Request. Set down each entry exactly as given; pictures should not appear in the copy.

Data entries for graphics:
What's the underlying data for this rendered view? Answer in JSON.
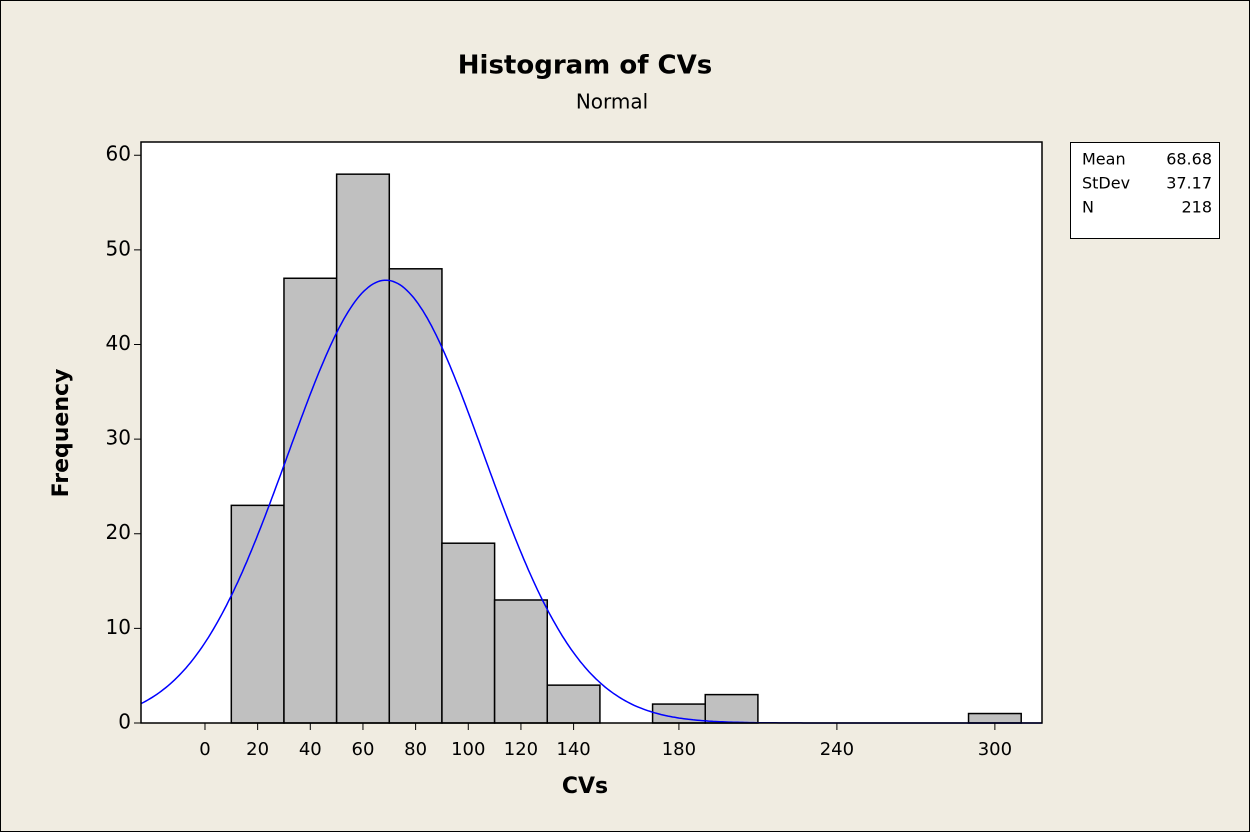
{
  "chart_data": {
    "type": "histogram",
    "title": "Histogram of CVs",
    "subtitle": "Normal",
    "x_label": "CVs",
    "y_label": "Frequency",
    "bins": [
      10,
      30,
      50,
      70,
      90,
      110,
      130,
      150,
      170,
      190,
      210,
      230,
      250,
      270,
      290,
      310
    ],
    "values": [
      23,
      47,
      58,
      48,
      19,
      13,
      4,
      0,
      2,
      3,
      0,
      0,
      0,
      0,
      1
    ],
    "color": "#c0c0c0",
    "fit": "normal",
    "fit_color": "#0000ff",
    "xlim": [
      -24.3,
      317.9
    ],
    "xticks": [
      0,
      20,
      40,
      60,
      80,
      100,
      120,
      140,
      180,
      240,
      300
    ],
    "ylim": [
      0,
      61.4
    ],
    "yticks": [
      0,
      10,
      20,
      30,
      40,
      50,
      60
    ],
    "stats": [
      {
        "label": "Mean",
        "value": 68.68
      },
      {
        "label": "StDev",
        "value": 37.17
      },
      {
        "label": "N",
        "value": 218
      }
    ]
  }
}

Response to this exercise.
What's the underlying data for this rendered view? Answer in JSON.
{
  "chart_data": {
    "type": "histogram",
    "title": "Histogram of CVs",
    "subtitle": "Normal",
    "x_label": "CVs",
    "y_label": "Frequency",
    "bins": [
      10,
      30,
      50,
      70,
      90,
      110,
      130,
      150,
      170,
      190,
      210,
      230,
      250,
      270,
      290,
      310
    ],
    "values": [
      23,
      47,
      58,
      48,
      19,
      13,
      4,
      0,
      2,
      3,
      0,
      0,
      0,
      0,
      1
    ],
    "color": "#c0c0c0",
    "fit": "normal",
    "fit_color": "#0000ff",
    "xlim": [
      -24.3,
      317.9
    ],
    "xticks": [
      0,
      20,
      40,
      60,
      80,
      100,
      120,
      140,
      180,
      240,
      300
    ],
    "ylim": [
      0,
      61.4
    ],
    "yticks": [
      0,
      10,
      20,
      30,
      40,
      50,
      60
    ],
    "stats": [
      {
        "label": "Mean",
        "value": 68.68
      },
      {
        "label": "StDev",
        "value": 37.17
      },
      {
        "label": "N",
        "value": 218
      }
    ]
  }
}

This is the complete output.